### Goal
Wherever the string "nOil" appears in the listing, copy that line.

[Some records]
..............................

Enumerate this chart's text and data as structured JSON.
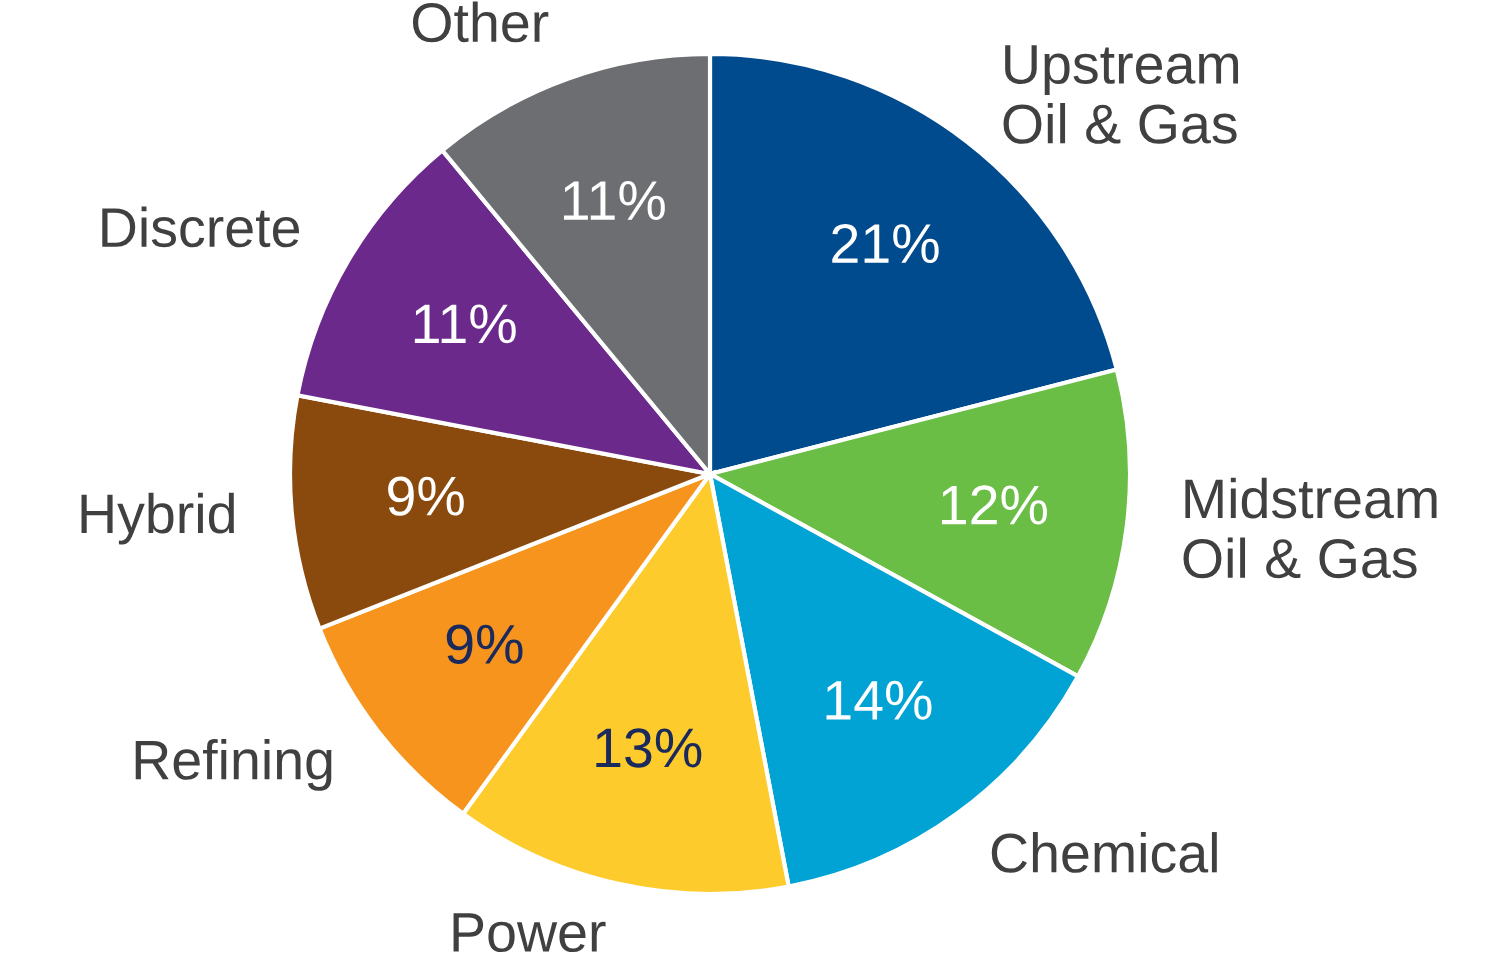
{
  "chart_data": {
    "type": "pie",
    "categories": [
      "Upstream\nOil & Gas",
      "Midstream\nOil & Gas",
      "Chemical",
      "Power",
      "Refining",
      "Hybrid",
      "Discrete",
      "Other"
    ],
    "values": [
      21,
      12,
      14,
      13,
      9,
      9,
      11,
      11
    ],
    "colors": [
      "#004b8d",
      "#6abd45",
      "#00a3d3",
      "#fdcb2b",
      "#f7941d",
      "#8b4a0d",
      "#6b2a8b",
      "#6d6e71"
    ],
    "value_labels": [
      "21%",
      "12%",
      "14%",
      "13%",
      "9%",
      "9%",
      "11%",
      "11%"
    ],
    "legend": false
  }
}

..............................

### Written solution
      "Upstream\nOil & Gas",
      "Midstream\nOil & Gas",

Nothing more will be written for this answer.